■ WHAT THE TASK ASKS: Copy the data exactly as it appears, and do not include any pictures.

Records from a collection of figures
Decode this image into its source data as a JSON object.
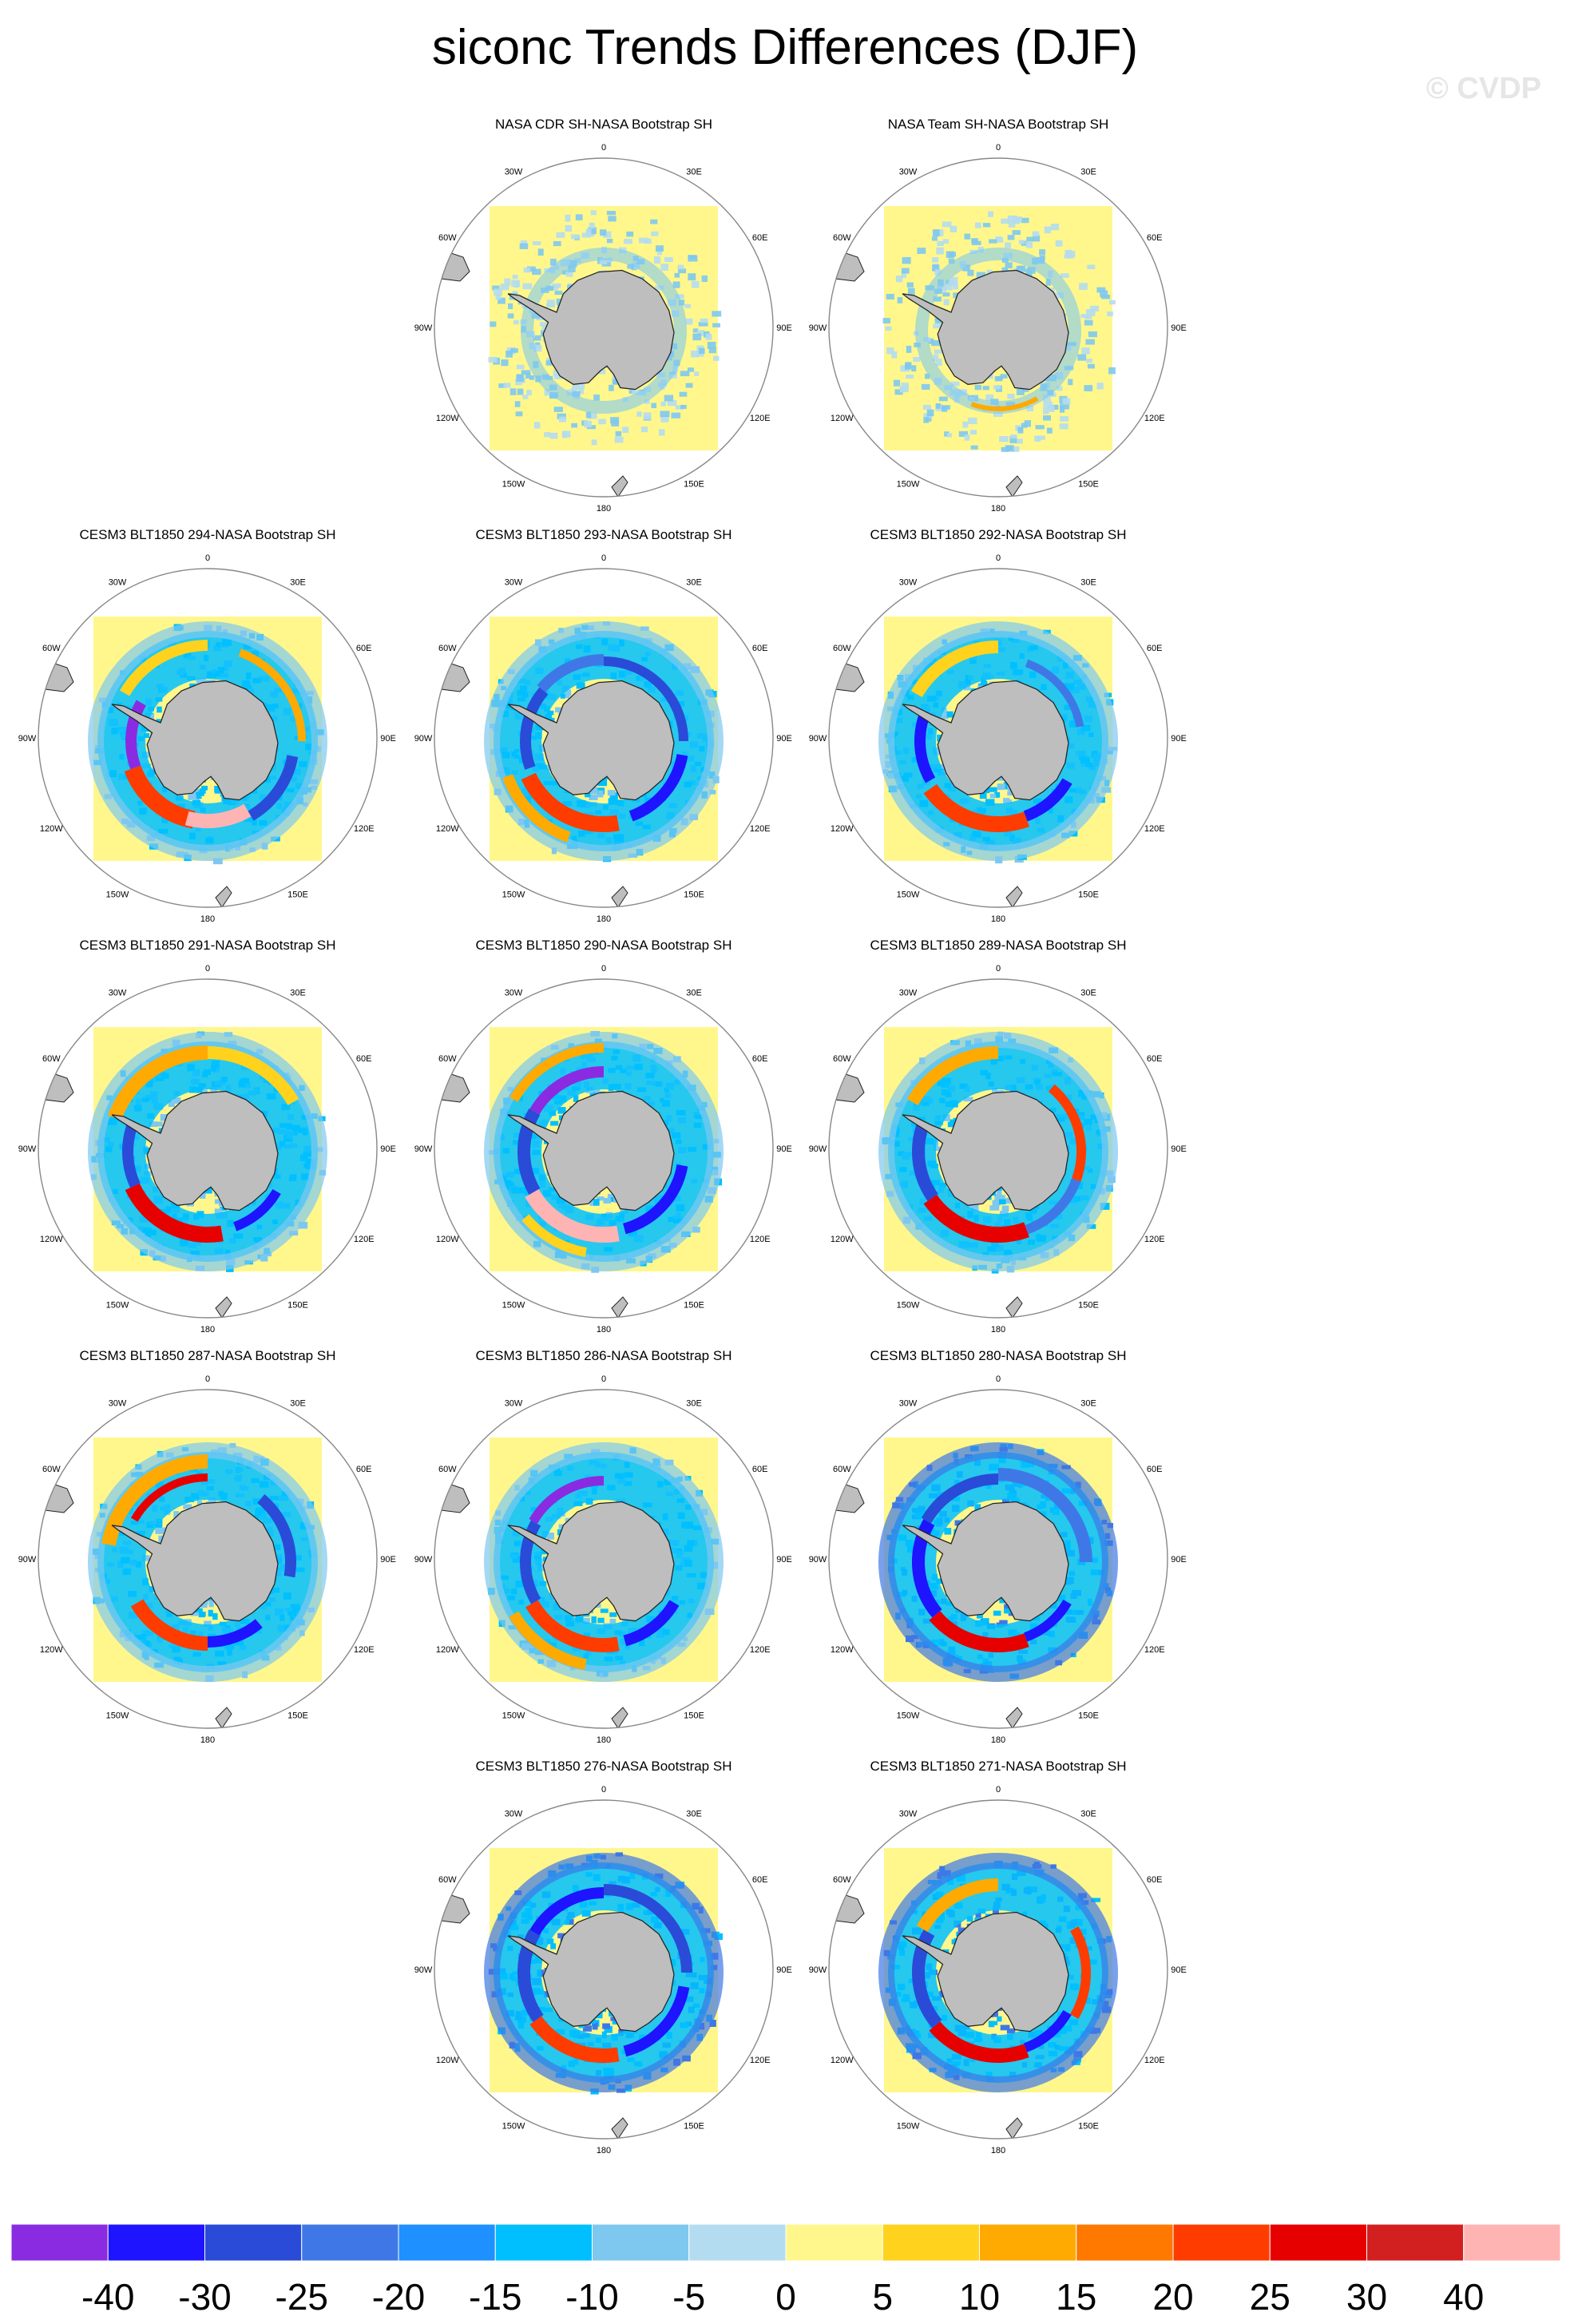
{
  "title": "siconc Trends Differences (DJF)",
  "watermark": "© CVDP",
  "lon_labels": [
    "0",
    "30E",
    "60E",
    "90E",
    "120E",
    "150E",
    "180",
    "150W",
    "120W",
    "90W",
    "60W",
    "30W"
  ],
  "panels": [
    {
      "title": "NASA CDR SH-NASA Bootstrap SH",
      "pattern": "obs1"
    },
    {
      "title": "NASA Team SH-NASA Bootstrap SH",
      "pattern": "obs2"
    },
    {
      "title": "CESM3 BLT1850 294-NASA Bootstrap SH",
      "pattern": "m294"
    },
    {
      "title": "CESM3 BLT1850 293-NASA Bootstrap SH",
      "pattern": "m293"
    },
    {
      "title": "CESM3 BLT1850 292-NASA Bootstrap SH",
      "pattern": "m292"
    },
    {
      "title": "CESM3 BLT1850 291-NASA Bootstrap SH",
      "pattern": "m291"
    },
    {
      "title": "CESM3 BLT1850 290-NASA Bootstrap SH",
      "pattern": "m290"
    },
    {
      "title": "CESM3 BLT1850 289-NASA Bootstrap SH",
      "pattern": "m289"
    },
    {
      "title": "CESM3 BLT1850 287-NASA Bootstrap SH",
      "pattern": "m287"
    },
    {
      "title": "CESM3 BLT1850 286-NASA Bootstrap SH",
      "pattern": "m286"
    },
    {
      "title": "CESM3 BLT1850 280-NASA Bootstrap SH",
      "pattern": "m280"
    },
    {
      "title": "CESM3 BLT1850 276-NASA Bootstrap SH",
      "pattern": "m276"
    },
    {
      "title": "CESM3 BLT1850 271-NASA Bootstrap SH",
      "pattern": "m271"
    }
  ],
  "colorbar": {
    "labels": [
      "-40",
      "-30",
      "-25",
      "-20",
      "-15",
      "-10",
      "-5",
      "0",
      "5",
      "10",
      "15",
      "20",
      "25",
      "30",
      "40"
    ],
    "colors": [
      "#8a2be2",
      "#1e14ff",
      "#2a4bd7",
      "#3f78e6",
      "#1e90ff",
      "#00bfff",
      "#7ec8f0",
      "#b4dcf0",
      "#fff78c",
      "#ffd21e",
      "#ffaa00",
      "#ff7800",
      "#ff3c00",
      "#e60000",
      "#d22020",
      "#ffb4b4"
    ]
  },
  "land_color": "#bebebe",
  "ocean_color": "#fff78c"
}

■ TASK SOLUTION:
Decode this image into its source data as a JSON object.
{
  "title": "siconc Trends Differences (DJF)",
  "watermark": "© CVDP",
  "lon_labels": [
    "0",
    "30E",
    "60E",
    "90E",
    "120E",
    "150E",
    "180",
    "150W",
    "120W",
    "90W",
    "60W",
    "30W"
  ],
  "panels": [
    {
      "title": "NASA CDR SH-NASA Bootstrap SH",
      "pattern": "obs1"
    },
    {
      "title": "NASA Team SH-NASA Bootstrap SH",
      "pattern": "obs2"
    },
    {
      "title": "CESM3 BLT1850 294-NASA Bootstrap SH",
      "pattern": "m294"
    },
    {
      "title": "CESM3 BLT1850 293-NASA Bootstrap SH",
      "pattern": "m293"
    },
    {
      "title": "CESM3 BLT1850 292-NASA Bootstrap SH",
      "pattern": "m292"
    },
    {
      "title": "CESM3 BLT1850 291-NASA Bootstrap SH",
      "pattern": "m291"
    },
    {
      "title": "CESM3 BLT1850 290-NASA Bootstrap SH",
      "pattern": "m290"
    },
    {
      "title": "CESM3 BLT1850 289-NASA Bootstrap SH",
      "pattern": "m289"
    },
    {
      "title": "CESM3 BLT1850 287-NASA Bootstrap SH",
      "pattern": "m287"
    },
    {
      "title": "CESM3 BLT1850 286-NASA Bootstrap SH",
      "pattern": "m286"
    },
    {
      "title": "CESM3 BLT1850 280-NASA Bootstrap SH",
      "pattern": "m280"
    },
    {
      "title": "CESM3 BLT1850 276-NASA Bootstrap SH",
      "pattern": "m276"
    },
    {
      "title": "CESM3 BLT1850 271-NASA Bootstrap SH",
      "pattern": "m271"
    }
  ],
  "colorbar": {
    "labels": [
      "-40",
      "-30",
      "-25",
      "-20",
      "-15",
      "-10",
      "-5",
      "0",
      "5",
      "10",
      "15",
      "20",
      "25",
      "30",
      "40"
    ],
    "colors": [
      "#8a2be2",
      "#1e14ff",
      "#2a4bd7",
      "#3f78e6",
      "#1e90ff",
      "#00bfff",
      "#7ec8f0",
      "#b4dcf0",
      "#fff78c",
      "#ffd21e",
      "#ffaa00",
      "#ff7800",
      "#ff3c00",
      "#e60000",
      "#d22020",
      "#ffb4b4"
    ]
  },
  "land_color": "#bebebe",
  "ocean_color": "#fff78c"
}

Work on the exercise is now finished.